### Problem details
Among the records below, determine how many lines have the word "Tumor" in them; output only the number.

### Data for the task
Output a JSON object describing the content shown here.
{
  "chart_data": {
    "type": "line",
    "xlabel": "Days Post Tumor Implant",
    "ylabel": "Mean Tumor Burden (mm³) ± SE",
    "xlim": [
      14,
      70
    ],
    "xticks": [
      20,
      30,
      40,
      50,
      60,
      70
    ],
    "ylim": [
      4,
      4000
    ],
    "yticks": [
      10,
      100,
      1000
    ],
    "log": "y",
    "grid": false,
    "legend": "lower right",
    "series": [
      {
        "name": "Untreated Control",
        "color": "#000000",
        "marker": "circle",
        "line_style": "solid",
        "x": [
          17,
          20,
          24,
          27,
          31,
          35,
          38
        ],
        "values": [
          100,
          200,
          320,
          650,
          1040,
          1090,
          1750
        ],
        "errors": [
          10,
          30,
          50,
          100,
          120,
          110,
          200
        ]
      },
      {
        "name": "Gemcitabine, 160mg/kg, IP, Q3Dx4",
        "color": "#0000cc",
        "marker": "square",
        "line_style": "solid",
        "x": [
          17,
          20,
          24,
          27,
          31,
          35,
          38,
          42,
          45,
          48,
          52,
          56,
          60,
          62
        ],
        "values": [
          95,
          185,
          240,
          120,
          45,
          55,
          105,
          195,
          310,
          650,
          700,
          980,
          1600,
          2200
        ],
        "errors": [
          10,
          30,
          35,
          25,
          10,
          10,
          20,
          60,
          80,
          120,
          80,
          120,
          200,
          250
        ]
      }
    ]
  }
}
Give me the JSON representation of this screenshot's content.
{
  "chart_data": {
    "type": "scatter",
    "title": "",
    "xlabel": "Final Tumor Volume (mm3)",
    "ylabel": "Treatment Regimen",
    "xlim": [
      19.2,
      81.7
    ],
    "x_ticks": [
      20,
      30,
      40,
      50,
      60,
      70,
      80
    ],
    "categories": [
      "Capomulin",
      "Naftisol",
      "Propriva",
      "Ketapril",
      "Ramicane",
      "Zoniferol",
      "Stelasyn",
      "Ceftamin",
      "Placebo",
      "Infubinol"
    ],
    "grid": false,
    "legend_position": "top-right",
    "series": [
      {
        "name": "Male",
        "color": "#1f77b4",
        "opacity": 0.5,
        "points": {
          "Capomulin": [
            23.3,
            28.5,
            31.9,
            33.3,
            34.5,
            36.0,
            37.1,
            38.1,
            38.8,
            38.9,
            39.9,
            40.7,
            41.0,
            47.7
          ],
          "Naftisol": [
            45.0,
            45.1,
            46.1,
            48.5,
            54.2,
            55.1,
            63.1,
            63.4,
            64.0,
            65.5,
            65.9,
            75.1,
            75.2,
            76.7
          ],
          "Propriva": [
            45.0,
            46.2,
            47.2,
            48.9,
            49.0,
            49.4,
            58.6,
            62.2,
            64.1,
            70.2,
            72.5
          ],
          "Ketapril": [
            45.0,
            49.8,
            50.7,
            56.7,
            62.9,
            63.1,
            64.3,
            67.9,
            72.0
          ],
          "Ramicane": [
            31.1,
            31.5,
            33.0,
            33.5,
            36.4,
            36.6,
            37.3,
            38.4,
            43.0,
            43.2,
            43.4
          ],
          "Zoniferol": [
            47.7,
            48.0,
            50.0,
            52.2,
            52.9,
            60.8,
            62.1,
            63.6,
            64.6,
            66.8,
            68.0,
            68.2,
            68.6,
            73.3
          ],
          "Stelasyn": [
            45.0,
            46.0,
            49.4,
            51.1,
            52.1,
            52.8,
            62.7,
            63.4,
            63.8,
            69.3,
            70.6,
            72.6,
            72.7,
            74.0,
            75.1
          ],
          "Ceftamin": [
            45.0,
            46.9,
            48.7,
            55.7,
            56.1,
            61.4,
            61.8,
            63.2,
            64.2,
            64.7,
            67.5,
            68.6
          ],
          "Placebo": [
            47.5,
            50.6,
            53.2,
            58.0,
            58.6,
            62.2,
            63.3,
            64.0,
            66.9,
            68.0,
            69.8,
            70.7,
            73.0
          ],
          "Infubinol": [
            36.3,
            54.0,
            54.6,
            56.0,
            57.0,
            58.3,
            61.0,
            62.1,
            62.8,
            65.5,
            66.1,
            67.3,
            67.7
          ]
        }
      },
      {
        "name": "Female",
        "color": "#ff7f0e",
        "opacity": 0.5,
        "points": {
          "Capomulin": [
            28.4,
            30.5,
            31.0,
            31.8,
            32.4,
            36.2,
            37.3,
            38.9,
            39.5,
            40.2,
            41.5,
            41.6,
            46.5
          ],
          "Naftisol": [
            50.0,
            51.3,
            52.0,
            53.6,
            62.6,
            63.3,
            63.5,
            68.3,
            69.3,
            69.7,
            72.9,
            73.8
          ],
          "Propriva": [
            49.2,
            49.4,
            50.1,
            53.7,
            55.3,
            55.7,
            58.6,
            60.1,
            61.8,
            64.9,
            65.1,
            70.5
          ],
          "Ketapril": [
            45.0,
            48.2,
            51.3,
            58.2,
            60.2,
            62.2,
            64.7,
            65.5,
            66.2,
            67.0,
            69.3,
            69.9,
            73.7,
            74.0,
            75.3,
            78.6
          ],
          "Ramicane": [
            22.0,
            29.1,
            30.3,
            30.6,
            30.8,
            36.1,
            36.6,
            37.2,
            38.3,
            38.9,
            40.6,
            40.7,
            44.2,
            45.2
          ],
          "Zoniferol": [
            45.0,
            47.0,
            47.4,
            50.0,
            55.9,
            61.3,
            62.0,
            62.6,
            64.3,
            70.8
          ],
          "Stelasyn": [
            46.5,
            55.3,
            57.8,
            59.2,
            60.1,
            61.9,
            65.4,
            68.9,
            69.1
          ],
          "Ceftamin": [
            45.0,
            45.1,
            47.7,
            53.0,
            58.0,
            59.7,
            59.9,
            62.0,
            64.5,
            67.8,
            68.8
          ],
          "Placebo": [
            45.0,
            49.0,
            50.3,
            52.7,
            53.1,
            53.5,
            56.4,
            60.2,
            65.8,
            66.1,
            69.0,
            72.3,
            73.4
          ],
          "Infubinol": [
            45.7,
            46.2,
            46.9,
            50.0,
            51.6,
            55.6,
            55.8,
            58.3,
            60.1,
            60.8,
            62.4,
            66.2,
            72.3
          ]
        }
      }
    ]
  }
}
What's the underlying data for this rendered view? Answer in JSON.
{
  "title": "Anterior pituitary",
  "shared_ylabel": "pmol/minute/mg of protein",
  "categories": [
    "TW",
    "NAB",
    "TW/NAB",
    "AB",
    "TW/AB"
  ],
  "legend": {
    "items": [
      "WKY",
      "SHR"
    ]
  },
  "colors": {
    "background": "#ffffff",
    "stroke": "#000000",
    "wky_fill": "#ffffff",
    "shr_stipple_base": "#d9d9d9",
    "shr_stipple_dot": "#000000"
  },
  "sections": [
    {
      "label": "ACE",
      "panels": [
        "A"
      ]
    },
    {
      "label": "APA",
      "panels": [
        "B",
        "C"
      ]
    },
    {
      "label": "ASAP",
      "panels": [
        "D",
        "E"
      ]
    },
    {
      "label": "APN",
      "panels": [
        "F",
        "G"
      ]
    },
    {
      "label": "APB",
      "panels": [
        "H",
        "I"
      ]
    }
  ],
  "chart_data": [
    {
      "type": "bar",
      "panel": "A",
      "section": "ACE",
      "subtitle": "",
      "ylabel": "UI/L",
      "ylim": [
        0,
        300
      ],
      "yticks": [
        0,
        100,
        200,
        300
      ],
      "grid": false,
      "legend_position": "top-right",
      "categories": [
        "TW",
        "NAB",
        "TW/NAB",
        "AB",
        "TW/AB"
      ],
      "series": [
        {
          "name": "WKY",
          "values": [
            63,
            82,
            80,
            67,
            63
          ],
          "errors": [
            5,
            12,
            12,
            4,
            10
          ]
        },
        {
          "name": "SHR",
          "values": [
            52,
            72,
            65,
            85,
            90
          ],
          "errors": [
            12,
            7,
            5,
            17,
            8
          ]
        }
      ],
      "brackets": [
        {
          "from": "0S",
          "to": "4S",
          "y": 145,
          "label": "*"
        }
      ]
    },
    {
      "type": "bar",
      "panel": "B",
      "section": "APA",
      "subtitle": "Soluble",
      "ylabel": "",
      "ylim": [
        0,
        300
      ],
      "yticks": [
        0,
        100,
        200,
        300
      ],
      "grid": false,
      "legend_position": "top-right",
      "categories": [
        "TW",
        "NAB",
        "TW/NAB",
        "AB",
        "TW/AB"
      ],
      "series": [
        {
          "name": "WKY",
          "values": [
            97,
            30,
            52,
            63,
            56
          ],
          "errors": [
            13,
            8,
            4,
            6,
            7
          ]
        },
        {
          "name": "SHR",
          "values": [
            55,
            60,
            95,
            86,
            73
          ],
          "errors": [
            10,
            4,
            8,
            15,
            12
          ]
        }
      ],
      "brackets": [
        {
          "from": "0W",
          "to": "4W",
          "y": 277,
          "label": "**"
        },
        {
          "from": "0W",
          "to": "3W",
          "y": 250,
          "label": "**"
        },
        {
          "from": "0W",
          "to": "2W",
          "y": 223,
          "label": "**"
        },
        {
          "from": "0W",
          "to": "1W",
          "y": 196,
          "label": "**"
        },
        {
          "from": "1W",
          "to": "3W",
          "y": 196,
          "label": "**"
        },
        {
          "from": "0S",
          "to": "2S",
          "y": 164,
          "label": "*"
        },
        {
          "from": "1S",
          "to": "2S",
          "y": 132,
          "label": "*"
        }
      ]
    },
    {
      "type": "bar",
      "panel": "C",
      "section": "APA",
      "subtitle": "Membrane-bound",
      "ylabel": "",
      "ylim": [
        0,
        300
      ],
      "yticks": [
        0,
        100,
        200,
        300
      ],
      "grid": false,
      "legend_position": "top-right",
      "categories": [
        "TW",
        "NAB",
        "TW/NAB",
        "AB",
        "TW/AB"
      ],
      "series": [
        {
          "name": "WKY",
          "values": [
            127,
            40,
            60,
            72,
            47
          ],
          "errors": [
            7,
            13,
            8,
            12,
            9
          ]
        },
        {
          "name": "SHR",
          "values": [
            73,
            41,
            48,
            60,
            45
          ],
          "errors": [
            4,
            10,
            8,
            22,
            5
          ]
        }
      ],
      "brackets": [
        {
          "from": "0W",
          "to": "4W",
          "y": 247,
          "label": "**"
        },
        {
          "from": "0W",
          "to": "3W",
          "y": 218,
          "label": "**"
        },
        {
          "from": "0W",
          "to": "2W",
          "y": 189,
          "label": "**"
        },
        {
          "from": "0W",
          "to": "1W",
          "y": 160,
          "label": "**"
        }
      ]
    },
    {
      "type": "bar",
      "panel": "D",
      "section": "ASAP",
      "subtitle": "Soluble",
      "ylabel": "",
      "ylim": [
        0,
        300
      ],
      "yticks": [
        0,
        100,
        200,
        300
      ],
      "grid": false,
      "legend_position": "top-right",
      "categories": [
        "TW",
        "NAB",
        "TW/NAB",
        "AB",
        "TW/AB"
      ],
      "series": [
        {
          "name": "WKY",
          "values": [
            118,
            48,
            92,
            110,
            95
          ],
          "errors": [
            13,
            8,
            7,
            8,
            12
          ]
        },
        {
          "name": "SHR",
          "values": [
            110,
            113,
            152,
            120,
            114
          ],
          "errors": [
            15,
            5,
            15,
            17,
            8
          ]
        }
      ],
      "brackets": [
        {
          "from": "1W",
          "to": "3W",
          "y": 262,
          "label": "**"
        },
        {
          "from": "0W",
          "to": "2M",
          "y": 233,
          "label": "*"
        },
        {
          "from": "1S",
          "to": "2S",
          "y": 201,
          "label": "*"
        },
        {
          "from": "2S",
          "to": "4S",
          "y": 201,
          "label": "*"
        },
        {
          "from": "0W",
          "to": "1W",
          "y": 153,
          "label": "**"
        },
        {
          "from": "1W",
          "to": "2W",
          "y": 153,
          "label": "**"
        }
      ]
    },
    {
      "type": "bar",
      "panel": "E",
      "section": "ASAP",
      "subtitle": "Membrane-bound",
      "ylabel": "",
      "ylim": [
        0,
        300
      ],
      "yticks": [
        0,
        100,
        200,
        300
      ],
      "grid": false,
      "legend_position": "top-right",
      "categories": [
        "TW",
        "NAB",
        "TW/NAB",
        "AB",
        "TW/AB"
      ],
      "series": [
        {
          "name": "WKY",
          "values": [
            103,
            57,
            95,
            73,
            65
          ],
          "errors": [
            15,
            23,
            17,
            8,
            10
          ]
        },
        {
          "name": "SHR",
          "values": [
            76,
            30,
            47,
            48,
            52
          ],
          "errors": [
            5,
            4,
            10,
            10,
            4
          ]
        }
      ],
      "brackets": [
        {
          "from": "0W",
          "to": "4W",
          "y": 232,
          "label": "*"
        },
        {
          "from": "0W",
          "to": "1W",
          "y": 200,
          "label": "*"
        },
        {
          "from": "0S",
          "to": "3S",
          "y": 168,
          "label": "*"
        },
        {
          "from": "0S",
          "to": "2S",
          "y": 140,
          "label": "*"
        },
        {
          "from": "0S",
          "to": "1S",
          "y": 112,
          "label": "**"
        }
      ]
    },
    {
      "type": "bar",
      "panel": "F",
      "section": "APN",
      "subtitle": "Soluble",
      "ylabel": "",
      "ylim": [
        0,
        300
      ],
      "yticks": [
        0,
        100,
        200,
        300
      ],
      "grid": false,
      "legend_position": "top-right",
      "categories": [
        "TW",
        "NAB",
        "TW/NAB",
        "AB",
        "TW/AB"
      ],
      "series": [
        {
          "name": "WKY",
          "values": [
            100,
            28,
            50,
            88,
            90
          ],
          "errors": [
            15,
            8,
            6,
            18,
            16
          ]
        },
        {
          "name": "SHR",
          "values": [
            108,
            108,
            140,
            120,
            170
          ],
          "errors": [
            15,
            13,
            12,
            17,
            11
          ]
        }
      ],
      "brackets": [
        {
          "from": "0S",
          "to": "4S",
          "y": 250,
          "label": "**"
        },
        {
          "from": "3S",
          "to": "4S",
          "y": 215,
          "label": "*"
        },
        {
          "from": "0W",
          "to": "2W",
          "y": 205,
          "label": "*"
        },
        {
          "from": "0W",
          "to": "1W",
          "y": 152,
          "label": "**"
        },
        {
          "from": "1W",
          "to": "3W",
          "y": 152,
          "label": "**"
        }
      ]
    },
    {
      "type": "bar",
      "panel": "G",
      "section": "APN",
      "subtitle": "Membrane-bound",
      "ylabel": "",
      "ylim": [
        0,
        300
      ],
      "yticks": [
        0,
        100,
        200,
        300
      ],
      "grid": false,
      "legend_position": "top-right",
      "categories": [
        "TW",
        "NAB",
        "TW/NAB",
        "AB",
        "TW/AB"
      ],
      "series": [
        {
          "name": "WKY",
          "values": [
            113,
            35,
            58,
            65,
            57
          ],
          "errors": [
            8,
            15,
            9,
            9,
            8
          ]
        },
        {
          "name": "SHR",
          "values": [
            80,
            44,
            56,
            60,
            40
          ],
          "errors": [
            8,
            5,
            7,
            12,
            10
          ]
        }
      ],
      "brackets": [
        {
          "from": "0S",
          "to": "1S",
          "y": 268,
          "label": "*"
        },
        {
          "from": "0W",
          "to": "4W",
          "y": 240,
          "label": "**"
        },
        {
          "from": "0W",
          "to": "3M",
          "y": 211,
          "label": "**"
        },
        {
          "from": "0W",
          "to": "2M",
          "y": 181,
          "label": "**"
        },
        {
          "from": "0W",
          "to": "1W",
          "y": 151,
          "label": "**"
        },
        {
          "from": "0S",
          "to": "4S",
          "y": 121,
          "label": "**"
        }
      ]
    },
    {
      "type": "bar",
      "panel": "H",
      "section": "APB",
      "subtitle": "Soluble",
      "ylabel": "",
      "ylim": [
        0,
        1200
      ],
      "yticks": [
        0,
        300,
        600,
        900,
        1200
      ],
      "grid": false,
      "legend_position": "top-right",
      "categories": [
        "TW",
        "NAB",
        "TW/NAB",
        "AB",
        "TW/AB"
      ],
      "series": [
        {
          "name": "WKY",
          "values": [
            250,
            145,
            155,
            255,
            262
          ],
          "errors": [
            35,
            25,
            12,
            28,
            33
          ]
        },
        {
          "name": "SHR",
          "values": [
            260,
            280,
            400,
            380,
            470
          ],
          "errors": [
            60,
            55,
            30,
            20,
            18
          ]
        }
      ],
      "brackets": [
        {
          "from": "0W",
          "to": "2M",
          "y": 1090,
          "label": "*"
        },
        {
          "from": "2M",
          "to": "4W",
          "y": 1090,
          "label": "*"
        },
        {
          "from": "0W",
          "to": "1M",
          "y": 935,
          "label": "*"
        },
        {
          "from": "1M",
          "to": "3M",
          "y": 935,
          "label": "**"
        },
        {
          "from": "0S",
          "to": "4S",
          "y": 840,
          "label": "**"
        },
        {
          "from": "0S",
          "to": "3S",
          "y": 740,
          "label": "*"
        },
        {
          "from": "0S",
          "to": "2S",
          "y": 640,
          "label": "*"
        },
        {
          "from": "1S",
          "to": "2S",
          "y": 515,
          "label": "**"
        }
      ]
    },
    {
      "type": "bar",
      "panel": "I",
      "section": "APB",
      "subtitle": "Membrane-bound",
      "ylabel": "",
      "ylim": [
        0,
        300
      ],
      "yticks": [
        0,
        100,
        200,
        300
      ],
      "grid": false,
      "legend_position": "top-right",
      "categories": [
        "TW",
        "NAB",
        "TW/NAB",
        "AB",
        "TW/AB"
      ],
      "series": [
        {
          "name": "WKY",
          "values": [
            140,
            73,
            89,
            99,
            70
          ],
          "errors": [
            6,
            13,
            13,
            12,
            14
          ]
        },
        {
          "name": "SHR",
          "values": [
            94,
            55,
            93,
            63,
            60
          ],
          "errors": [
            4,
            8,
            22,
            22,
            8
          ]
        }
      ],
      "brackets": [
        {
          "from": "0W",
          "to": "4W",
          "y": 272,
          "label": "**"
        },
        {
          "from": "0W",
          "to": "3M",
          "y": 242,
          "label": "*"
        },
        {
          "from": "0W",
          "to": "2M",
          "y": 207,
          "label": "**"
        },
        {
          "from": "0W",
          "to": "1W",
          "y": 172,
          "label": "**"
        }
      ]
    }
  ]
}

### Answer to this task
3